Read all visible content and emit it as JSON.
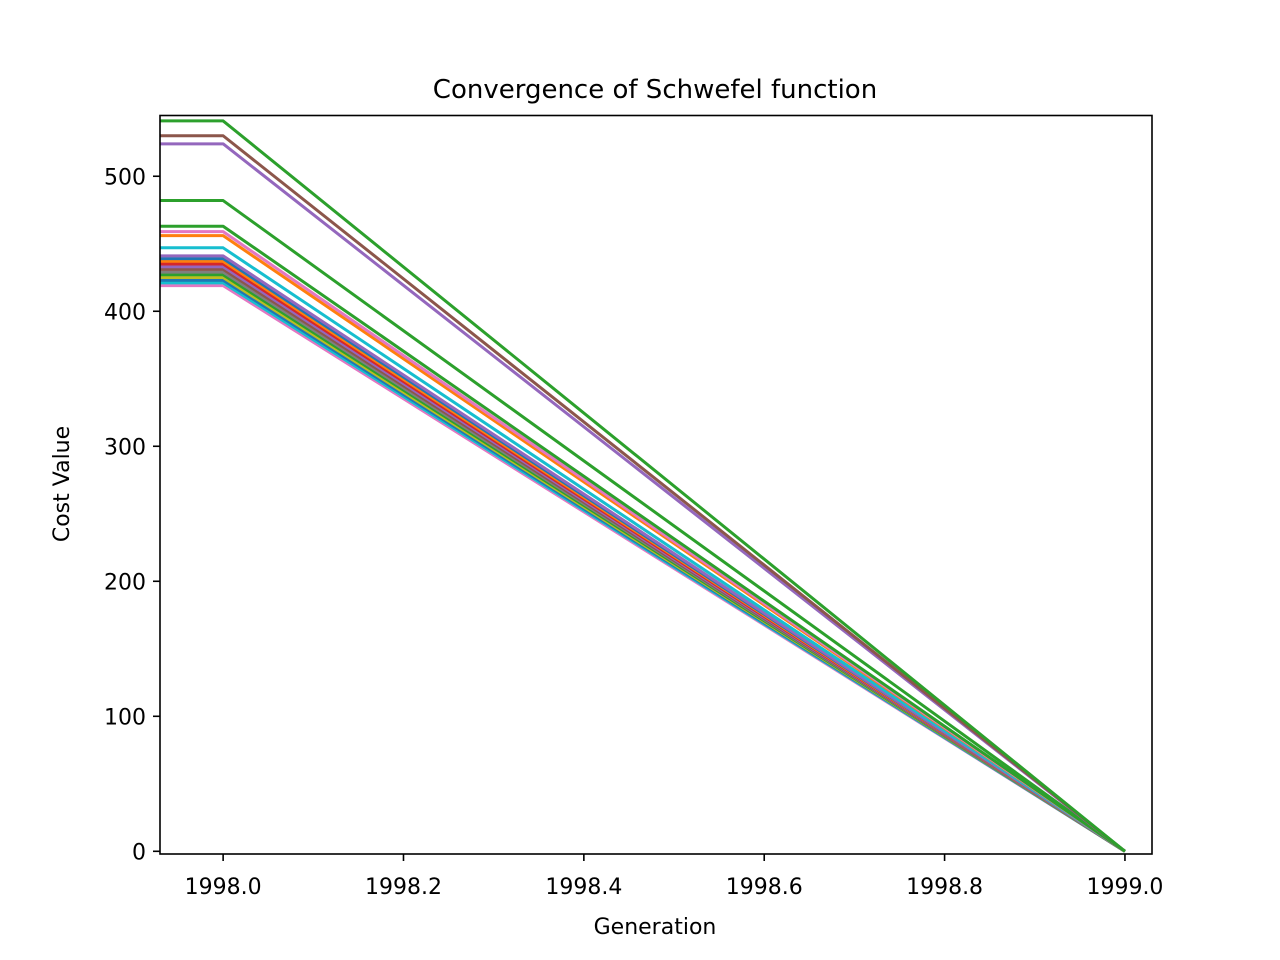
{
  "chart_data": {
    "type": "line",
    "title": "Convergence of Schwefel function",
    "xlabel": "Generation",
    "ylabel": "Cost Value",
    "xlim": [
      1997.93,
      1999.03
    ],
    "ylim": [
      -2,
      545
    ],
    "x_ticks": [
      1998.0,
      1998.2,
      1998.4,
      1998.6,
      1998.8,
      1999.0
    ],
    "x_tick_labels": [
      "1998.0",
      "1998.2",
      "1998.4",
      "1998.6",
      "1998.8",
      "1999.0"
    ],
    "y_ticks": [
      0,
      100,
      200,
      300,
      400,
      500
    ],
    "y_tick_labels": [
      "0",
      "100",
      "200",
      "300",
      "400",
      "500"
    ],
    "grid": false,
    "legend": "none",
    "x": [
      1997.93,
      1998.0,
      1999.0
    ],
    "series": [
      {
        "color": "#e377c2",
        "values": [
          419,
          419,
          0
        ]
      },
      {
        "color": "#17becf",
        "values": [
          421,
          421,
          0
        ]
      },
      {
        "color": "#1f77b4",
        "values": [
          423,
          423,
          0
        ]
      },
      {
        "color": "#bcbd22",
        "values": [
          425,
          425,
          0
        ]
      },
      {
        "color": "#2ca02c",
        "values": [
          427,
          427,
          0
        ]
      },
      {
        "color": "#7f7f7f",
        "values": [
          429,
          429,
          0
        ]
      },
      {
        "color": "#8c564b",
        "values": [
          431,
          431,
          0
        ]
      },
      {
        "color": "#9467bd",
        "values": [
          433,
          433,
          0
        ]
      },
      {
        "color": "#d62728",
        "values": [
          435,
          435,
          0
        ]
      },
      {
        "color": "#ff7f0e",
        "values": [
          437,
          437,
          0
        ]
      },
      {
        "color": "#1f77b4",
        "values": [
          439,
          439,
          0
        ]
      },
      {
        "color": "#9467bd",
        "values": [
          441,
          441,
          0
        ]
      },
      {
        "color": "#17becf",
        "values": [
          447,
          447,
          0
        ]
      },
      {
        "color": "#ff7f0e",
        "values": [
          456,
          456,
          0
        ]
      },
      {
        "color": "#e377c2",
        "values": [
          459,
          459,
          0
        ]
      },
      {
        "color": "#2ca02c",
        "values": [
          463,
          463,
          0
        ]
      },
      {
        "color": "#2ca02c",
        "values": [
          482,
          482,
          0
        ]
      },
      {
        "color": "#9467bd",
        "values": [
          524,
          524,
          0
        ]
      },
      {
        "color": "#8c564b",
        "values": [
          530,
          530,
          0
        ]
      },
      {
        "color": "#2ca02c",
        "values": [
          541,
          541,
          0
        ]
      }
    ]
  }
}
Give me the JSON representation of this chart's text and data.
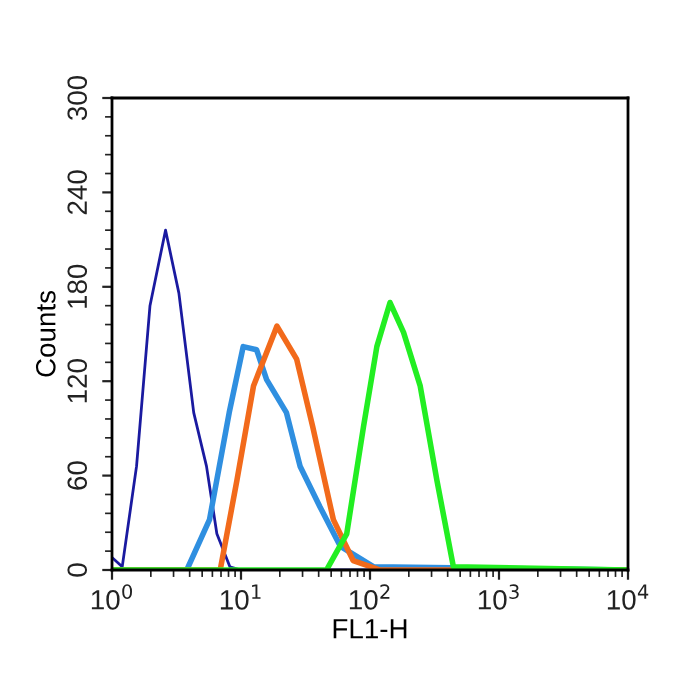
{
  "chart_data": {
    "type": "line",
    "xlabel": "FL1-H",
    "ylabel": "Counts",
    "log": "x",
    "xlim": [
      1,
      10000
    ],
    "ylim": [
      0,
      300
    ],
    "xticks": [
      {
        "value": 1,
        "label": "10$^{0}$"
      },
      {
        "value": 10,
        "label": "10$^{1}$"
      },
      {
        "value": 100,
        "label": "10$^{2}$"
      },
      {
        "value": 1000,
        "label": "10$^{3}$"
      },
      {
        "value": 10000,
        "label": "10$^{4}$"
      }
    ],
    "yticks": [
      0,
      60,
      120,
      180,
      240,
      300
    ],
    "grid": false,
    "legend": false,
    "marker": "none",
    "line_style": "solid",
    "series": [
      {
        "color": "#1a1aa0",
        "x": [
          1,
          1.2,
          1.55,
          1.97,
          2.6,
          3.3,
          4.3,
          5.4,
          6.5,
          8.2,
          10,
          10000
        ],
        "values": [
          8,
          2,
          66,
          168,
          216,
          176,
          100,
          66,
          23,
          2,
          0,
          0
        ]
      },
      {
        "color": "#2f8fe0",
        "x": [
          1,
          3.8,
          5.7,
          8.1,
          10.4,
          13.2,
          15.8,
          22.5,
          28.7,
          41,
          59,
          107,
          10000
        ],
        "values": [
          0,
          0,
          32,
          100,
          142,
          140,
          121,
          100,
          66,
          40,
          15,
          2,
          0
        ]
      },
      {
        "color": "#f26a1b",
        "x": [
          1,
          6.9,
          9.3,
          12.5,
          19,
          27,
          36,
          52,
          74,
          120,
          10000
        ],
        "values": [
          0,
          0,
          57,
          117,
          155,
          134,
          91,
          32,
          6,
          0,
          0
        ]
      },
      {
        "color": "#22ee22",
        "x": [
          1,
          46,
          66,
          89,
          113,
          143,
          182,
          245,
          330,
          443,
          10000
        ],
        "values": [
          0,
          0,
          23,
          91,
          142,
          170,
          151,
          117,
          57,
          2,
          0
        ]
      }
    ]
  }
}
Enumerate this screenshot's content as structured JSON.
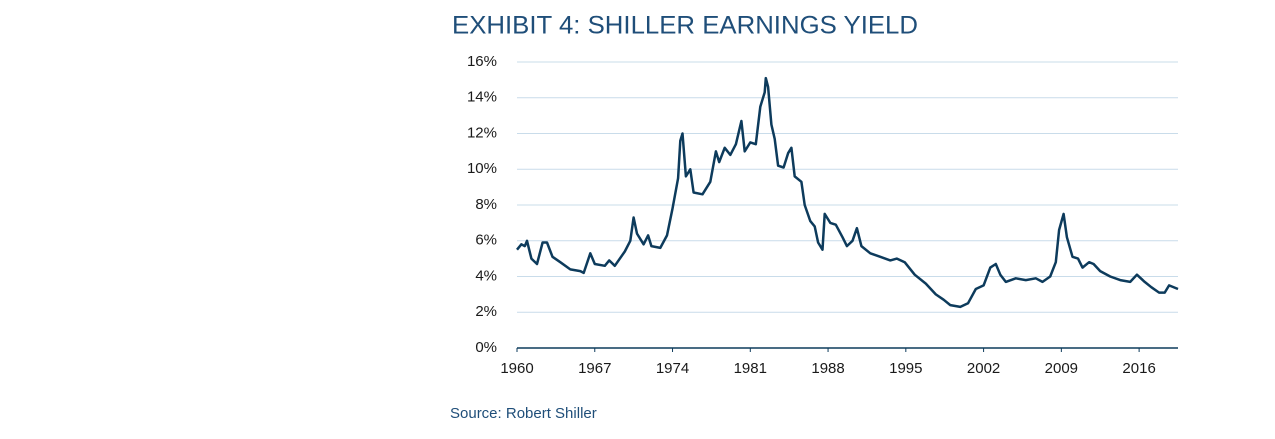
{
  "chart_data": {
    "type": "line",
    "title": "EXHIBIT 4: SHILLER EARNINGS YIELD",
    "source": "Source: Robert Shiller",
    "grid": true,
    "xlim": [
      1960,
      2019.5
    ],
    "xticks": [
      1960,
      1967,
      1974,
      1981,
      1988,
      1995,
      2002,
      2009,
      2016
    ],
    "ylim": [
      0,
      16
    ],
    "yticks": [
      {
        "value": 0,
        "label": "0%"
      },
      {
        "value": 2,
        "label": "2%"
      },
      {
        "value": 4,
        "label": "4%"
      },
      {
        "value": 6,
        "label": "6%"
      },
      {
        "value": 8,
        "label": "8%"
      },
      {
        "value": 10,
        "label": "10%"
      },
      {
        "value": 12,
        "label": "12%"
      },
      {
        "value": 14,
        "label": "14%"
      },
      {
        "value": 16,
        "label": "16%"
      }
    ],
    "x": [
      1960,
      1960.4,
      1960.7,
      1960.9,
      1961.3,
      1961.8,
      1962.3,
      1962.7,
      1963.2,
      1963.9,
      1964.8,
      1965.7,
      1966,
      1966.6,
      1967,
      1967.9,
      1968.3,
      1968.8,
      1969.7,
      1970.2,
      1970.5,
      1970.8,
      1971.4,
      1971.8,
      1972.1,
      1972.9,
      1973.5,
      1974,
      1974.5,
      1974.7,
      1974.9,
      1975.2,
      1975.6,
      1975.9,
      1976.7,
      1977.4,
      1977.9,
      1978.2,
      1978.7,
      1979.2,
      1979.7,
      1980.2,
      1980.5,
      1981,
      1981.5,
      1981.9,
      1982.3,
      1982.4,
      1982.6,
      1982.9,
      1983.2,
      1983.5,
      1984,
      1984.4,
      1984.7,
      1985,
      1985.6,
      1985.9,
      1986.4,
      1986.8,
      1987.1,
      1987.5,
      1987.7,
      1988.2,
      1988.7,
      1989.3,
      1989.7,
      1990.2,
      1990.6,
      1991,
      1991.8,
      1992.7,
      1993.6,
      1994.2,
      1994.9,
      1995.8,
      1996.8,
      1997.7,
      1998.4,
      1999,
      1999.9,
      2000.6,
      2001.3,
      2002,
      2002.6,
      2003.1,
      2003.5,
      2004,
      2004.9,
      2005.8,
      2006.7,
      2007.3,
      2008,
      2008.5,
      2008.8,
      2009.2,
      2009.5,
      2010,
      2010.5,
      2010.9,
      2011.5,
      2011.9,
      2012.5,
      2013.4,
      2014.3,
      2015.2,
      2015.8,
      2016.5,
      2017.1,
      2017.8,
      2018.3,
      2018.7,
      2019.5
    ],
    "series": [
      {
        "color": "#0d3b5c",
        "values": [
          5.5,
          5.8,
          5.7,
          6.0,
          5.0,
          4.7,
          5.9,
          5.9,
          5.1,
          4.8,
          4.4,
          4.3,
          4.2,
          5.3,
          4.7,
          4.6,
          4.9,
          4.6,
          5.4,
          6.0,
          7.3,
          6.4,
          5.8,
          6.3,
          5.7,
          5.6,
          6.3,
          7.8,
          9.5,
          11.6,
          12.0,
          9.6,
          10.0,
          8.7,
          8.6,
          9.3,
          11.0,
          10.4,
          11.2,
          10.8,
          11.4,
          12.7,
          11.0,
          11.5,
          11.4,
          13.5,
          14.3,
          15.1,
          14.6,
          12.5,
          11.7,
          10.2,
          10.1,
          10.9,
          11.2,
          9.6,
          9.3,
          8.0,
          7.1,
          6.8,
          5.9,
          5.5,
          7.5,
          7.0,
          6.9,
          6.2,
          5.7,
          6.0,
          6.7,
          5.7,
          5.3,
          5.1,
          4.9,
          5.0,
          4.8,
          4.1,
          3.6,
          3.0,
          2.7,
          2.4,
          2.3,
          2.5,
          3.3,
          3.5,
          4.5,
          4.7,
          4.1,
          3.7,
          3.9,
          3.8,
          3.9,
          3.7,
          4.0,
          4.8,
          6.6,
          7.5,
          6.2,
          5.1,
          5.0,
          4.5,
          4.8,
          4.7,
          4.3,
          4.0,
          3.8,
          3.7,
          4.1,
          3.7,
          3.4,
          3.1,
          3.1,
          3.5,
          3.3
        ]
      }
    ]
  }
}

EXERCISE: Above are the records. Copy every line in them holding "title".

SOLUTION FOR THIS TASK:
    "title": "Convergence of Schwefel function",
    "title": "EXHIBIT 4: SHILLER EARNINGS YIELD",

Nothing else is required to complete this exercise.